**Task input**
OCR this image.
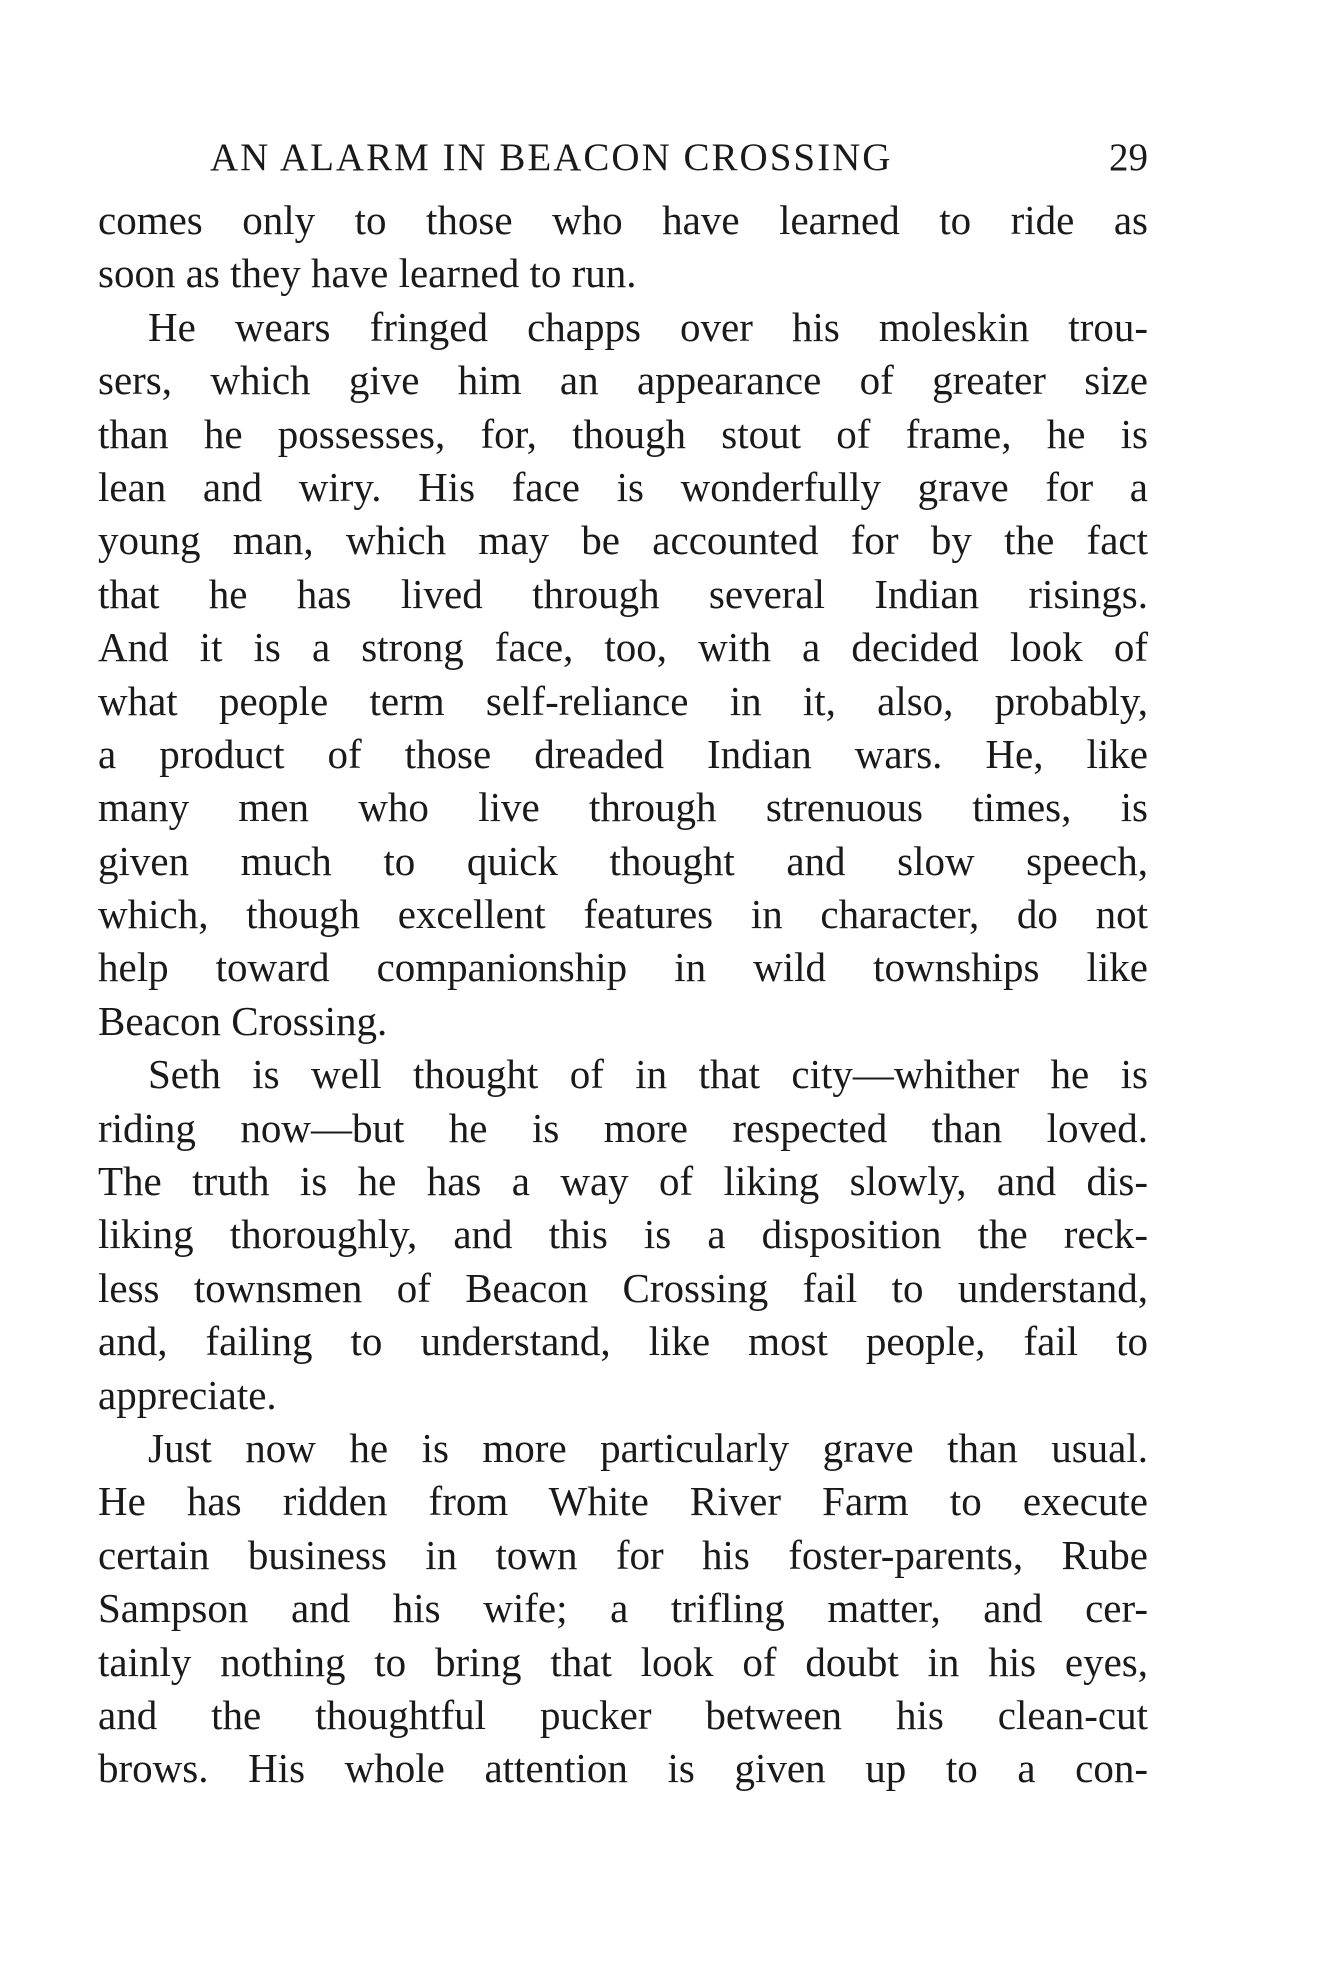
AN ALARM IN BEACON CROSSING	29
comes only to those who have learned to ride as
soon as they have learned to run.
He wears fringed chapps over his moleskin trou-
sers, which give him an appearance of greater size
than he possesses, for, though stout of frame, he is
lean and wiry. His face is wonderfully grave for a
young man, which may be accounted for by the fact
that he has lived through several Indian risings.
And it is a strong face, too, with a decided look of
what people term self-reliance in it, also, probably,
a product of those dreaded Indian wars. He, like
many men who live through strenuous times, is
given much to quick thought and slow speech,
which, though excellent features in character, do not
help toward companionship in wild townships like
Beacon Crossing.
Seth is well thought of in that city—whither he is
riding now—but he is more respected than loved.
The truth is he has a way of liking slowly, and dis-
liking thoroughly, and this is a disposition the reck-
less townsmen of Beacon Crossing fail to understand,
and, failing to understand, like most people, fail to
appreciate.
Just now he is more particularly grave than usual.
He has ridden from White River Farm to execute
certain business in town for his foster-parents, Rube
Sampson and his wife; a trifling matter, and cer-
tainly nothing to bring that look of doubt in his eyes,
and the thoughtful pucker between his clean-cut
brows. His whole attention is given up to a con-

**What the task asks**
Copy every line from the entries that contains the word "people".

**Response**
what people term self-reliance in it, also, probably,
and, failing to understand, like most people, fail to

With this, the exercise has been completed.